Jobs ::
1) In the search bug report, what transforms the search query into structured data statements to build a second query?
2) Continue the search bug report thread from its last comment.

Page MenuHomePhabricator

Search seems to ignore minus terms when only searching the file namespace
Closed, ResolvedPublic

Description

For example, searching Commons for "wikimedia.org -commons.wikimedia.org" in the main and file namespaces finds 168,000 results. Searching only the file namespace finds 37.5 million results. Searching for "wikimedia.org" in only the file namespace also finds 37.5 million results, so it appears to be ignoring the "-commons.wikimedia.org" part of the search when only the file namespace is selected, counterintuitively resulting in more results when fewer namespaces are selected.

Event Timeline

Whats happening here is that StructuredDataOnCommons transforms the search query into many related structured data statements and uses that to create a second query. The result set becomes, roughly, provided text OR structured query. All of the additional matches come from the structured query not respecting the additional limits in the provided text query.

This is certainly a bug, fixing it likely requires at least a light restructuring of how sdoc builds it's query.

Information shown ::

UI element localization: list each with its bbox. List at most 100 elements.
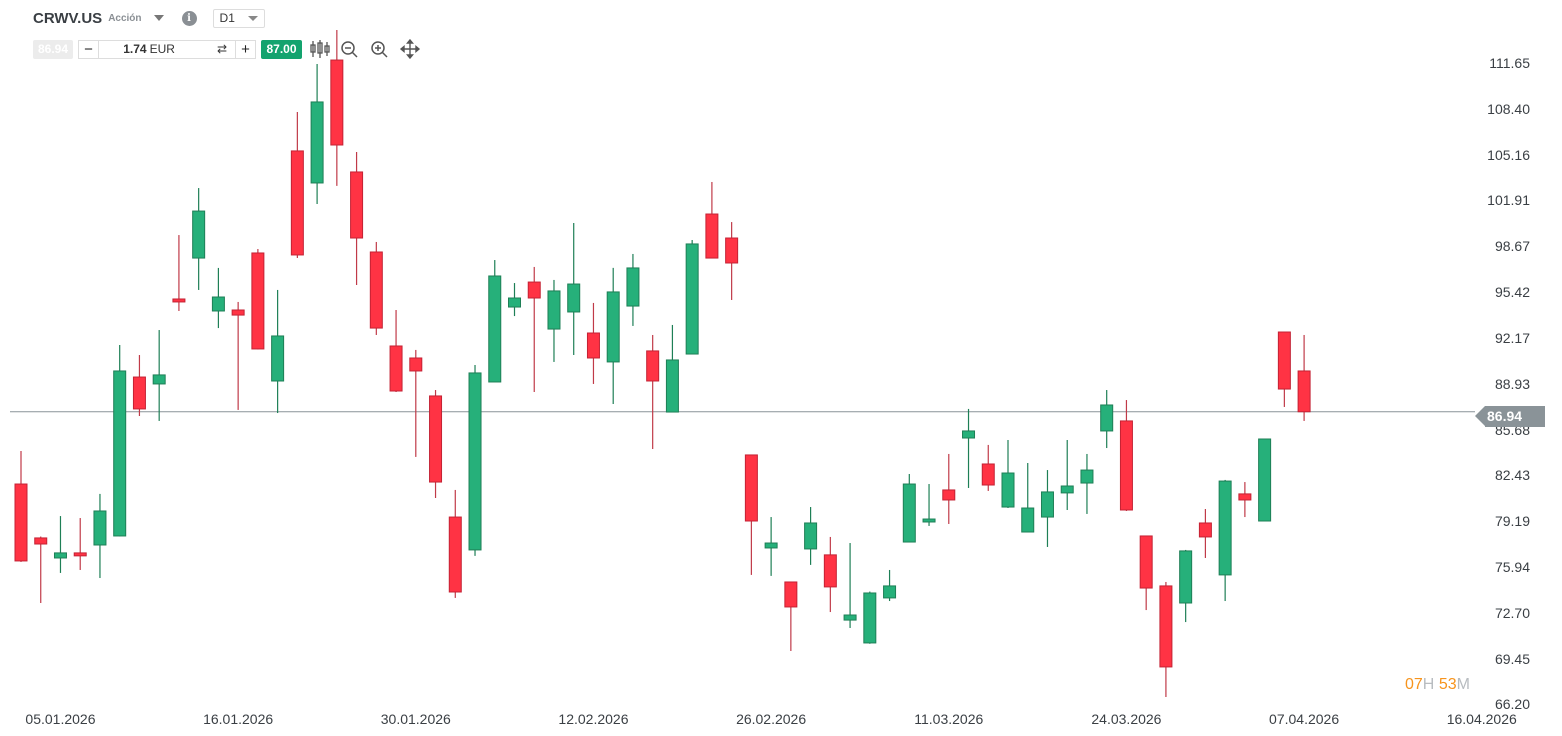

Set of answers ::
1) StructuredDataOnCommons.

2)
The task description has three cases:

search terms(Gallery)+FileFile
wikimedia.org37,600,29037,600,402
wikimedia.org -commons.wikimedia.org168,00037,597,840

It seems that there is discrepancy in calculated results even for a simple search - wikimedia.org. With Gallery+File namespace selection the number of results should be higher than the number of results only for File namespace selection.

Some additional testing is done to test the case with a "-" (minus sign) for Special:MediaSearch (and compare it with Special:Search):

(1) The case to check if searching for "-" returns less results - ✅ Yes

testSpecial:Search (namespaces All )Special:MediaSearch (filter All namespaces)
wikimedia.org37,942,047341,803
wikimedia.org -commons.wikimedia.org172,5513,887

(2) The case to check if selecting more namespaces (when searching with "-") returns more results if more namespaces are selected

testSpecial:SearchSpecial:MediaSearch (Categories and Pages)
wikimedia.org(Gallery) + File: 37,600,142Gallery + Talk: 195
wikimedia.org -commons.wikimedia.org(Gallery) + File: 168,687(Gallery) + Talk: 29
wikimedia.orgFile: 37,600,526Talk : 87
wikimedia.org -commons.wikimedia.orgFile: 37,598,047Talk: 6

Testing simple search on Special:Search

NamespacesNumber of results
cats -dogsFile6,107,976
cats -dogsFile +(Gallery)6,065,711
cats -dogsFile +(Gallery)+User6,073,282
CBogen added a subscriber: CBogen.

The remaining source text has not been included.